GIVEN TEXT: Begin

Dashtaki, S.M. and Hosseini Chagahi, M.H. and Bahadori, A. and Moshiri, B. and Jalil Piran, M.J. and Montazeri, A. (2025) HSIF : A Transformer-Based Cross-Attention Framework for Cryptocurrency Trend Forecasting via Multimodal Sentiment-Market Fusion. IEEE Access, 13. pp. 156600-156612. ISSN 2169-3536
Full text not available from this repository.Abstract
Cryptocurrency markets are highly volatile and sentiment-driven, posing challenges to traditional forecasting methods. This paper presents Hard and Soft Information Fusion (HSIF), a novel Transformer-based dual-stream model that combines market data and social sentiment using Financial Bidirectional Encoder Representations from Transformers (FinBERT), a financial sentiment analysis tool, and a bidirectional cross-attention mechanism. Evaluations on multi-year Bitcoin data show that HSIF achieves 97.48% accuracy and a 26.64% return, outperforming Long Short-Term Memory (LSTM)-based and other multimodal models. The results highlight the effectiveness of domain-specific sentiment embeddings and cross-modal attention in enhancing trend prediction accuracy for volatile cryptocurrency markets.

GIVEN TEXT: End
DATASET ENTRIES: Begin

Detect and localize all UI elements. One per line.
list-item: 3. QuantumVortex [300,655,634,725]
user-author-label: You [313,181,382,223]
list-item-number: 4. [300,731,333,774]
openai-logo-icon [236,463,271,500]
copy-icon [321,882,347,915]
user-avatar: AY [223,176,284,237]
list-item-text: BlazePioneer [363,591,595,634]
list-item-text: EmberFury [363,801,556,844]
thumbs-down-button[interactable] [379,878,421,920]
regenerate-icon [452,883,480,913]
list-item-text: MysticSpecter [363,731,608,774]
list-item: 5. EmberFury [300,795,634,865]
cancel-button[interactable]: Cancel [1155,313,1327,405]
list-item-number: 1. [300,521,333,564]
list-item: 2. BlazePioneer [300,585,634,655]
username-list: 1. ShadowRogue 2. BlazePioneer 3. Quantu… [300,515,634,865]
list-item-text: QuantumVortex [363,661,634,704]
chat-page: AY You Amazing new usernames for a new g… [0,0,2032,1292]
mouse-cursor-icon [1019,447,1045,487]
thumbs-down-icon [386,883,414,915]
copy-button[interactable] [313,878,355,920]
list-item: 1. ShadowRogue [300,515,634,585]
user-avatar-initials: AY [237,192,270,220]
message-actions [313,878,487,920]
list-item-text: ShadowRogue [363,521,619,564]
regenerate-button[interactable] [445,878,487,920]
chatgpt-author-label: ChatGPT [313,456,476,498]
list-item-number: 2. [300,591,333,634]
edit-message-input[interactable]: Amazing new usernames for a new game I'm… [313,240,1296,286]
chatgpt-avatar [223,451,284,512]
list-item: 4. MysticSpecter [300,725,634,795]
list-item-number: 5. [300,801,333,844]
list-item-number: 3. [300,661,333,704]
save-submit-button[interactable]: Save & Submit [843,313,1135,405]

DATASET ENTRIES: End

REQUIREMENT 1: According to the HSIF listing, what accuracy does the model reach on multi-year Bitcoin data?
REQUIREMENT 2: Name all authors credited in the HSIF listing's citation.

ANSWER 1: 97.48%

ANSWER 2: S.M. Dashtaki, M.H. Hosseini Chagahi, A. Bahadori, B. Moshiri, M.J. Jalil Piran, A. Montazeri